(Figure collection entries)
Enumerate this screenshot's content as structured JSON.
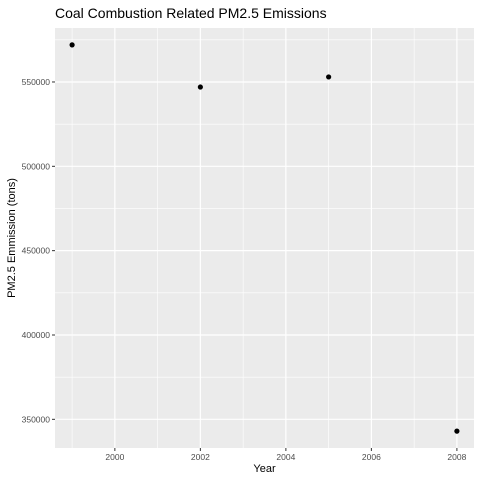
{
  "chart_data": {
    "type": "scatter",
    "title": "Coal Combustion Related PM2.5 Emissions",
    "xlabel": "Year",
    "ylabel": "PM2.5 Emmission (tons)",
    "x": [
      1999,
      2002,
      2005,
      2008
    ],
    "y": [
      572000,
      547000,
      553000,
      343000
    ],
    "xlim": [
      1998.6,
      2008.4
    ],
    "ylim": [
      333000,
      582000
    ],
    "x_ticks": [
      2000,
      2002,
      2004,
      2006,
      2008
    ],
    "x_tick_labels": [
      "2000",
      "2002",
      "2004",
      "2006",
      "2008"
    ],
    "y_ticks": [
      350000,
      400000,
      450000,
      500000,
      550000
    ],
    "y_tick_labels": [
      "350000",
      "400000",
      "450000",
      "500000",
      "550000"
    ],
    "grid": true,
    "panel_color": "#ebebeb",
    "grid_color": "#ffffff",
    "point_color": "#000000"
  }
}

---

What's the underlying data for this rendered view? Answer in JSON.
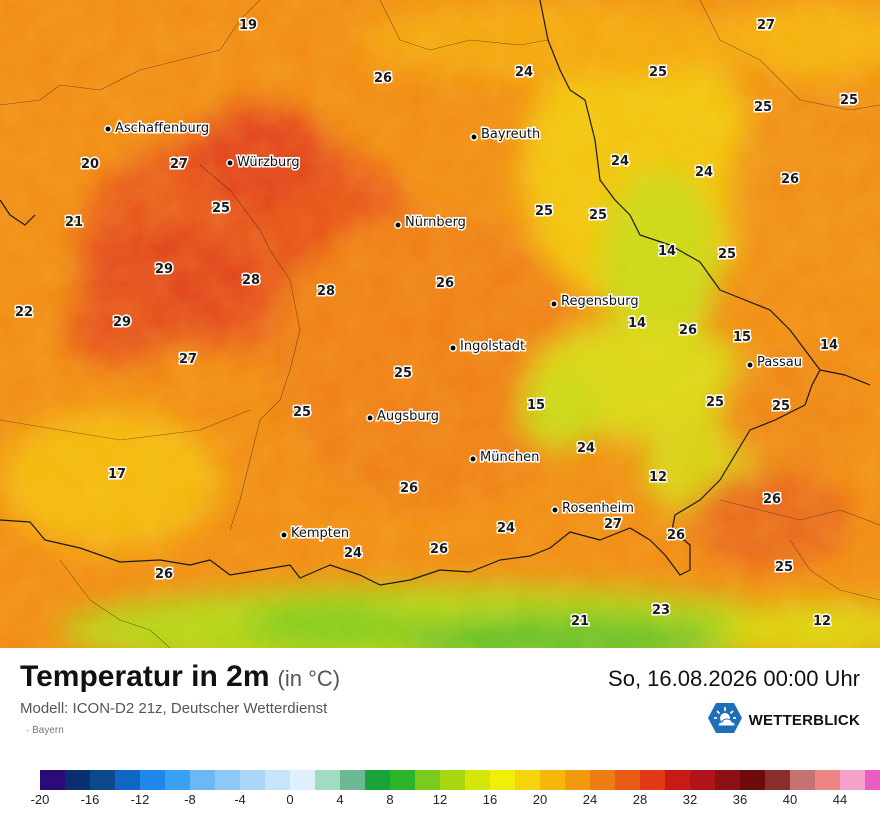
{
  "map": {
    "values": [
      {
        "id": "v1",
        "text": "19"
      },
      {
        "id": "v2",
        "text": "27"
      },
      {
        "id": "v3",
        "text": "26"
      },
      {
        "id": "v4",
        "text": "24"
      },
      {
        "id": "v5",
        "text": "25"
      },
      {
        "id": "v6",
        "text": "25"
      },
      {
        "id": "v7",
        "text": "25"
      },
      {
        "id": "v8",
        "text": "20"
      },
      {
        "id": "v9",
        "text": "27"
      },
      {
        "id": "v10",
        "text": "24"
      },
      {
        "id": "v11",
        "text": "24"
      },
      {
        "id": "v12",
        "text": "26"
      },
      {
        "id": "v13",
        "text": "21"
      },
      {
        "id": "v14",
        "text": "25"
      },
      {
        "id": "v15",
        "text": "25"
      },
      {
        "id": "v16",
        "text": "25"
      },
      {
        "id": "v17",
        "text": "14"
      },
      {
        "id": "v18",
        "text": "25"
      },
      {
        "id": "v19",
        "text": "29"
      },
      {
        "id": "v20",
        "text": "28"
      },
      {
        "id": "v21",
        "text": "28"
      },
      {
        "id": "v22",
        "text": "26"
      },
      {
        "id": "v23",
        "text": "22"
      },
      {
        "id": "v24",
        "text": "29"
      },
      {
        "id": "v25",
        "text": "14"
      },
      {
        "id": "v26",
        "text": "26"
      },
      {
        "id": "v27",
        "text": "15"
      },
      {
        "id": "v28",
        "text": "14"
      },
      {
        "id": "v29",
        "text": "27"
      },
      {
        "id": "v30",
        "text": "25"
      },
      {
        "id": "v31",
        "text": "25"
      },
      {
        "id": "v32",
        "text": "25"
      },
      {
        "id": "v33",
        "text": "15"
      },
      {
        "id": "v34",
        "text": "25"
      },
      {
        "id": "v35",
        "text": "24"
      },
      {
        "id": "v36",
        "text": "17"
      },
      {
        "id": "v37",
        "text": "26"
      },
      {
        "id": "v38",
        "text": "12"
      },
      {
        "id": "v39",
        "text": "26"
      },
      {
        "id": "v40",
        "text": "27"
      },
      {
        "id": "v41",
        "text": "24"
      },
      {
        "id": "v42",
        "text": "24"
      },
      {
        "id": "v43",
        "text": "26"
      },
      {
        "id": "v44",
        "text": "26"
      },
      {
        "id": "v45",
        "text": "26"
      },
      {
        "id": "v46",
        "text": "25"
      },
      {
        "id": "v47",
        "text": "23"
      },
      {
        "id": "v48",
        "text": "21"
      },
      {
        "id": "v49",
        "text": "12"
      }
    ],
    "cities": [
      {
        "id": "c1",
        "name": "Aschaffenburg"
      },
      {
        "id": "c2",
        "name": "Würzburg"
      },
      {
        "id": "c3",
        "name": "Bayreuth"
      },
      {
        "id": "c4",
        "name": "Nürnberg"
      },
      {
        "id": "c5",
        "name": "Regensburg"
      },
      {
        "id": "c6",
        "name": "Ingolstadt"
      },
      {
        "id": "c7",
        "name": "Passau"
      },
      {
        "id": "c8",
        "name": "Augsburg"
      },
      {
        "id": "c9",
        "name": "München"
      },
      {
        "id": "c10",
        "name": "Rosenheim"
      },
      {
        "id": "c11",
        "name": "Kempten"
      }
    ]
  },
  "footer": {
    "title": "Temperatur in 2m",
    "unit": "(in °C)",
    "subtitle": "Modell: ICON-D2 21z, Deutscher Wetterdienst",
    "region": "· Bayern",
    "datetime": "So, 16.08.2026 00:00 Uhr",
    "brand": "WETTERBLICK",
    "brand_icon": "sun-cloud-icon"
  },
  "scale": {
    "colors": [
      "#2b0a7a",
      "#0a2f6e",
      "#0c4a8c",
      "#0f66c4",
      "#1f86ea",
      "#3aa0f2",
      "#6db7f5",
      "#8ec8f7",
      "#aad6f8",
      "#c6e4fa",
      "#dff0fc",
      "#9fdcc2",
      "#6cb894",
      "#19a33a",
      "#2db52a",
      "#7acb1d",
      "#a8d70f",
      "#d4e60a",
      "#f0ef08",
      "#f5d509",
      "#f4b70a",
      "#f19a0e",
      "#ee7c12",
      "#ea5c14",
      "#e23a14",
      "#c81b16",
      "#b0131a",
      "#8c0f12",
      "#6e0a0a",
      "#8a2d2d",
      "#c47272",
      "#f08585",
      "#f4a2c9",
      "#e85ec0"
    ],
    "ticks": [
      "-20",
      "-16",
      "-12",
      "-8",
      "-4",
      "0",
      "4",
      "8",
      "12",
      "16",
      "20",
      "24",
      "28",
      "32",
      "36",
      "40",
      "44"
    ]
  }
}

WHAT YOU ARE ASKED TO DO — Pull out all lines containing "JSON".

RESPONSE BELOW —
Enumerate this screenshot's content as structured JSON.
What's the underlying data for this rendered view? Answer in JSON.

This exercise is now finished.